┌─ Data shown
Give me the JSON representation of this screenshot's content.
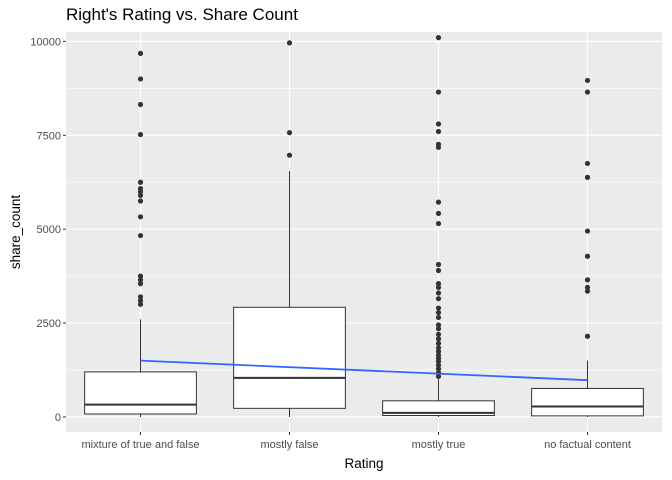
{
  "chart_data": {
    "type": "boxplot",
    "title": "Right's Rating vs. Share Count",
    "xlabel": "Rating",
    "ylabel": "share_count",
    "categories": [
      "mixture of true and false",
      "mostly false",
      "mostly true",
      "no factual content"
    ],
    "ylim": [
      -400,
      10250
    ],
    "yticks": [
      0,
      2500,
      5000,
      7500,
      10000
    ],
    "grid": true,
    "legend": "none",
    "colors": {
      "panel": "#ebebeb",
      "grid": "#ffffff",
      "box_fill": "#ffffff",
      "box_line": "#333333",
      "trend": "#3366ff",
      "outlier": "#333333"
    },
    "boxes": [
      {
        "q1": 80,
        "median": 330,
        "q3": 1200,
        "lower": 0,
        "upper": 2600,
        "outliers": [
          3000,
          3100,
          3200,
          3550,
          3650,
          3750,
          4830,
          5330,
          5750,
          5900,
          6000,
          6080,
          6250,
          7520,
          8320,
          9000,
          9680
        ]
      },
      {
        "q1": 230,
        "median": 1040,
        "q3": 2920,
        "lower": 0,
        "upper": 6550,
        "outliers": [
          6970,
          7570,
          9960
        ]
      },
      {
        "q1": 40,
        "median": 110,
        "q3": 430,
        "lower": 0,
        "upper": 1000,
        "outliers": [
          1080,
          1180,
          1280,
          1380,
          1480,
          1560,
          1640,
          1740,
          1840,
          1960,
          2080,
          2200,
          2350,
          2450,
          2650,
          2780,
          2900,
          3150,
          3300,
          3450,
          3550,
          3900,
          4060,
          5150,
          5420,
          5720,
          7180,
          7260,
          7600,
          7800,
          8650,
          10100
        ]
      },
      {
        "q1": 30,
        "median": 280,
        "q3": 760,
        "lower": 0,
        "upper": 1500,
        "outliers": [
          2150,
          3350,
          3450,
          3650,
          4280,
          4950,
          6380,
          6750,
          8650,
          8960
        ]
      }
    ],
    "trend_line": {
      "x_start": 1,
      "y_start": 1500,
      "x_end": 4,
      "y_end": 980
    }
  }
}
└─
## Work required
Show each line of the listing that holds the string "false".

## Written answer
      "mixture of true and false",
      "mostly false",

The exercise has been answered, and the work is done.